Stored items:
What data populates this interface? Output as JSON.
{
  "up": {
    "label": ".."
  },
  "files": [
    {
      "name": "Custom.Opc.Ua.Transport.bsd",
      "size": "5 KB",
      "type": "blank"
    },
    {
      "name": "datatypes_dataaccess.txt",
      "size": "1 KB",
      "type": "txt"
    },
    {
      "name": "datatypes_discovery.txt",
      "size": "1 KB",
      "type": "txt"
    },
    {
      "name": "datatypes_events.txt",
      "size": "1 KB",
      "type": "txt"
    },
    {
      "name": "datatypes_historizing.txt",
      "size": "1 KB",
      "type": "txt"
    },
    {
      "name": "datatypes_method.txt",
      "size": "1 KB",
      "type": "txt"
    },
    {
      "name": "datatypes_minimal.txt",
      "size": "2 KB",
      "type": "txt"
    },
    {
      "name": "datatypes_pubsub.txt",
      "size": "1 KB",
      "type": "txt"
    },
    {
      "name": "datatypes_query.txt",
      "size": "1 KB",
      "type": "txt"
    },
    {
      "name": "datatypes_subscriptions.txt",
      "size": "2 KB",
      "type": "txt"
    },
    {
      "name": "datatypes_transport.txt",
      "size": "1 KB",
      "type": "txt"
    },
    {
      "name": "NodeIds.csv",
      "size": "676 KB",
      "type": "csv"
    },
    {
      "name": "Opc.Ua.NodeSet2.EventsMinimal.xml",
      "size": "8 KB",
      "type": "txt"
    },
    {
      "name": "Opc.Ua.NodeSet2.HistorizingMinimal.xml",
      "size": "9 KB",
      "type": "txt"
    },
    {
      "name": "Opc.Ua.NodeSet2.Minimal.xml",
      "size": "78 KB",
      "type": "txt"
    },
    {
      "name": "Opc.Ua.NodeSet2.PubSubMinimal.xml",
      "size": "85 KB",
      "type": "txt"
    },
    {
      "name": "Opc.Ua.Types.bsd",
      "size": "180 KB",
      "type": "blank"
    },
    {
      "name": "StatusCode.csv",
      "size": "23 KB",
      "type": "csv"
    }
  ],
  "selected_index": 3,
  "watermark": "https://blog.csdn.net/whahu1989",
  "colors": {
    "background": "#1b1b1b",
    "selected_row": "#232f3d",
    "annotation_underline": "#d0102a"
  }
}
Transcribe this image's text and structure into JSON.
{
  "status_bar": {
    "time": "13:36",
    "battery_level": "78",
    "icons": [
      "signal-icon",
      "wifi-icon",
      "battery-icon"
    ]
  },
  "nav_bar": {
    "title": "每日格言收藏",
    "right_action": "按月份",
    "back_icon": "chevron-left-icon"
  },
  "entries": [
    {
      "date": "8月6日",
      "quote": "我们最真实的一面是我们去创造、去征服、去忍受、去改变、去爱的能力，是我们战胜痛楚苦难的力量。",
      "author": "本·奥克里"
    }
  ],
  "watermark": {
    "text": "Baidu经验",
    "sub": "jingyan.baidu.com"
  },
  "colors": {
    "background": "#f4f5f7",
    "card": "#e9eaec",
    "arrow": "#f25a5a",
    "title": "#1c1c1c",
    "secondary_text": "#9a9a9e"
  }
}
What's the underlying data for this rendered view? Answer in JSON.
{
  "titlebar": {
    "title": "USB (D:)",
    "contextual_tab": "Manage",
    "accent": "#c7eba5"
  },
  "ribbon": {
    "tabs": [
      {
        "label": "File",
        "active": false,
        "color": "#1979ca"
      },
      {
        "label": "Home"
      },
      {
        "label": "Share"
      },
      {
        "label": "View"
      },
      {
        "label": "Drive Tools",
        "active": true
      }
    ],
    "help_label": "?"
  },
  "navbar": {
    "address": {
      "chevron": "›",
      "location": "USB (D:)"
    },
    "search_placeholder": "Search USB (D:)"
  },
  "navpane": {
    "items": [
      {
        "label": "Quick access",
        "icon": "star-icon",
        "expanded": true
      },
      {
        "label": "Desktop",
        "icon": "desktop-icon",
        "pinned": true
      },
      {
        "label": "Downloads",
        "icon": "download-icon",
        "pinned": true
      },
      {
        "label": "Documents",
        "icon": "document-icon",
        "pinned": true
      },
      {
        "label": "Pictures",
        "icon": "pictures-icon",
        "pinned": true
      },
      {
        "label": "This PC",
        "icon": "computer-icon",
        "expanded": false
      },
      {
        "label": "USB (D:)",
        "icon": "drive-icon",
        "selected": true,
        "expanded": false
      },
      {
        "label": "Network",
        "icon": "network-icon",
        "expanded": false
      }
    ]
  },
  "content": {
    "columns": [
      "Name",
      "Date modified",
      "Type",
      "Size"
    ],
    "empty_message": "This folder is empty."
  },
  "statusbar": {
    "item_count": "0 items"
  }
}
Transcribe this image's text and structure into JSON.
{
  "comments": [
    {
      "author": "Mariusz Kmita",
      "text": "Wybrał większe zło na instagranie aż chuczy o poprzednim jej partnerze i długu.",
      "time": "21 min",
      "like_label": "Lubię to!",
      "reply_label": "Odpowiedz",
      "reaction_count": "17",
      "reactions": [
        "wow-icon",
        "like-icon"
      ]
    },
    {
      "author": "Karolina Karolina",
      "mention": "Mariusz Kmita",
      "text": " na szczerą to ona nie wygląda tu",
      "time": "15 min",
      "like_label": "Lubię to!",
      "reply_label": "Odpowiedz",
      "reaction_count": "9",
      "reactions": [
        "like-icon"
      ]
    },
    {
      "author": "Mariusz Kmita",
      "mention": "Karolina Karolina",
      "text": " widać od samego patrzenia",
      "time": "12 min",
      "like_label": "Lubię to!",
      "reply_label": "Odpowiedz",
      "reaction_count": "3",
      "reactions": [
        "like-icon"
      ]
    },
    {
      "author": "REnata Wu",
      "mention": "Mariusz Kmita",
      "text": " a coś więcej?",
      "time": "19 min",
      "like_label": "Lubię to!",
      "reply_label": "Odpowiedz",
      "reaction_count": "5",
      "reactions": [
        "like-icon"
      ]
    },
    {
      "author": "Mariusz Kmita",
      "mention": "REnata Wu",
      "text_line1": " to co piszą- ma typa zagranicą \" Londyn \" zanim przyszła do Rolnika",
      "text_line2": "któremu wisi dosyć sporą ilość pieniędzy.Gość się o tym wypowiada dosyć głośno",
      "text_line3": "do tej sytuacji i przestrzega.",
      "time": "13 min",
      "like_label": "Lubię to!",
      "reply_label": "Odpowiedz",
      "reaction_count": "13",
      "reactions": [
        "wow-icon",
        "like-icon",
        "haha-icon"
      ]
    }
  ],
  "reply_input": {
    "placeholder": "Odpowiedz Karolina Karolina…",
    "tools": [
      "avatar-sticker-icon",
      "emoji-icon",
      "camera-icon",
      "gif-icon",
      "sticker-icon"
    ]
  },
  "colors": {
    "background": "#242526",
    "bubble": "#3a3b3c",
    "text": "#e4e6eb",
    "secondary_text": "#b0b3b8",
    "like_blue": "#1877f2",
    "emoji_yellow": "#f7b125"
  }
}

EXERCISE OBJECTIVE: Write out the entries in full, exactly as given.

EXERCISE RESPONSE:
What data populates this interface? Output as JSON.
{
  "up": {
    "label": ".."
  },
  "files": [
    {
      "name": "Custom.Opc.Ua.Transport.bsd",
      "size": "5 KB",
      "type": "blank"
    },
    {
      "name": "datatypes_dataaccess.txt",
      "size": "1 KB",
      "type": "txt"
    },
    {
      "name": "datatypes_discovery.txt",
      "size": "1 KB",
      "type": "txt"
    },
    {
      "name": "datatypes_events.txt",
      "size": "1 KB",
      "type": "txt"
    },
    {
      "name": "datatypes_historizing.txt",
      "size": "1 KB",
      "type": "txt"
    },
    {
      "name": "datatypes_method.txt",
      "size": "1 KB",
      "type": "txt"
    },
    {
      "name": "datatypes_minimal.txt",
      "size": "2 KB",
      "type": "txt"
    },
    {
      "name": "datatypes_pubsub.txt",
      "size": "1 KB",
      "type": "txt"
    },
    {
      "name": "datatypes_query.txt",
      "size": "1 KB",
      "type": "txt"
    },
    {
      "name": "datatypes_subscriptions.txt",
      "size": "2 KB",
      "type": "txt"
    },
    {
      "name": "datatypes_transport.txt",
      "size": "1 KB",
      "type": "txt"
    },
    {
      "name": "NodeIds.csv",
      "size": "676 KB",
      "type": "csv"
    },
    {
      "name": "Opc.Ua.NodeSet2.EventsMinimal.xml",
      "size": "8 KB",
      "type": "txt"
    },
    {
      "name": "Opc.Ua.NodeSet2.HistorizingMinimal.xml",
      "size": "9 KB",
      "type": "txt"
    },
    {
      "name": "Opc.Ua.NodeSet2.Minimal.xml",
      "size": "78 KB",
      "type": "txt"
    },
    {
      "name": "Opc.Ua.NodeSet2.PubSubMinimal.xml",
      "size": "85 KB",
      "type": "txt"
    },
    {
      "name": "Opc.Ua.Types.bsd",
      "size": "180 KB",
      "type": "blank"
    },
    {
      "name": "StatusCode.csv",
      "size": "23 KB",
      "type": "csv"
    }
  ],
  "selected_index": 3,
  "watermark": "https://blog.csdn.net/whahu1989",
  "colors": {
    "background": "#1b1b1b",
    "selected_row": "#232f3d",
    "annotation_underline": "#d0102a"
  }
}
Transcribe this image's text and structure into JSON.
{
  "status_bar": {
    "time": "13:36",
    "battery_level": "78",
    "icons": [
      "signal-icon",
      "wifi-icon",
      "battery-icon"
    ]
  },
  "nav_bar": {
    "title": "每日格言收藏",
    "right_action": "按月份",
    "back_icon": "chevron-left-icon"
  },
  "entries": [
    {
      "date": "8月6日",
      "quote": "我们最真实的一面是我们去创造、去征服、去忍受、去改变、去爱的能力，是我们战胜痛楚苦难的力量。",
      "author": "本·奥克里"
    }
  ],
  "watermark": {
    "text": "Baidu经验",
    "sub": "jingyan.baidu.com"
  },
  "colors": {
    "background": "#f4f5f7",
    "card": "#e9eaec",
    "arrow": "#f25a5a",
    "title": "#1c1c1c",
    "secondary_text": "#9a9a9e"
  }
}
What's the underlying data for this rendered view? Answer in JSON.
{
  "titlebar": {
    "title": "USB (D:)",
    "contextual_tab": "Manage",
    "accent": "#c7eba5"
  },
  "ribbon": {
    "tabs": [
      {
        "label": "File",
        "active": false,
        "color": "#1979ca"
      },
      {
        "label": "Home"
      },
      {
        "label": "Share"
      },
      {
        "label": "View"
      },
      {
        "label": "Drive Tools",
        "active": true
      }
    ],
    "help_label": "?"
  },
  "navbar": {
    "address": {
      "chevron": "›",
      "location": "USB (D:)"
    },
    "search_placeholder": "Search USB (D:)"
  },
  "navpane": {
    "items": [
      {
        "label": "Quick access",
        "icon": "star-icon",
        "expanded": true
      },
      {
        "label": "Desktop",
        "icon": "desktop-icon",
        "pinned": true
      },
      {
        "label": "Downloads",
        "icon": "download-icon",
        "pinned": true
      },
      {
        "label": "Documents",
        "icon": "document-icon",
        "pinned": true
      },
      {
        "label": "Pictures",
        "icon": "pictures-icon",
        "pinned": true
      },
      {
        "label": "This PC",
        "icon": "computer-icon",
        "expanded": false
      },
      {
        "label": "USB (D:)",
        "icon": "drive-icon",
        "selected": true,
        "expanded": false
      },
      {
        "label": "Network",
        "icon": "network-icon",
        "expanded": false
      }
    ]
  },
  "content": {
    "columns": [
      "Name",
      "Date modified",
      "Type",
      "Size"
    ],
    "empty_message": "This folder is empty."
  },
  "statusbar": {
    "item_count": "0 items"
  }
}
Transcribe this image's text and structure into JSON.
{
  "comments": [
    {
      "author": "Mariusz Kmita",
      "text": "Wybrał większe zło na instagranie aż chuczy o poprzednim jej partnerze i długu.",
      "time": "21 min",
      "like_label": "Lubię to!",
      "reply_label": "Odpowiedz",
      "reaction_count": "17",
      "reactions": [
        "wow-icon",
        "like-icon"
      ]
    },
    {
      "author": "Karolina Karolina",
      "mention": "Mariusz Kmita",
      "text": " na szczerą to ona nie wygląda tu",
      "time": "15 min",
      "like_label": "Lubię to!",
      "reply_label": "Odpowiedz",
      "reaction_count": "9",
      "reactions": [
        "like-icon"
      ]
    },
    {
      "author": "Mariusz Kmita",
      "mention": "Karolina Karolina",
      "text": " widać od samego patrzenia",
      "time": "12 min",
      "like_label": "Lubię to!",
      "reply_label": "Odpowiedz",
      "reaction_count": "3",
      "reactions": [
        "like-icon"
      ]
    },
    {
      "author": "REnata Wu",
      "mention": "Mariusz Kmita",
      "text": " a coś więcej?",
      "time": "19 min",
      "like_label": "Lubię to!",
      "reply_label": "Odpowiedz",
      "reaction_count": "5",
      "reactions": [
        "like-icon"
      ]
    },
    {
      "author": "Mariusz Kmita",
      "mention": "REnata Wu",
      "text_line1": " to co piszą- ma typa zagranicą \" Londyn \" zanim przyszła do Rolnika",
      "text_line2": "któremu wisi dosyć sporą ilość pieniędzy.Gość się o tym wypowiada dosyć głośno",
      "text_line3": "do tej sytuacji i przestrzega.",
      "time": "13 min",
      "like_label": "Lubię to!",
      "reply_label": "Odpowiedz",
      "reaction_count": "13",
      "reactions": [
        "wow-icon",
        "like-icon",
        "haha-icon"
      ]
    }
  ],
  "reply_input": {
    "placeholder": "Odpowiedz Karolina Karolina…",
    "tools": [
      "avatar-sticker-icon",
      "emoji-icon",
      "camera-icon",
      "gif-icon",
      "sticker-icon"
    ]
  },
  "colors": {
    "background": "#242526",
    "bubble": "#3a3b3c",
    "text": "#e4e6eb",
    "secondary_text": "#b0b3b8",
    "like_blue": "#1877f2",
    "emoji_yellow": "#f7b125"
  }
}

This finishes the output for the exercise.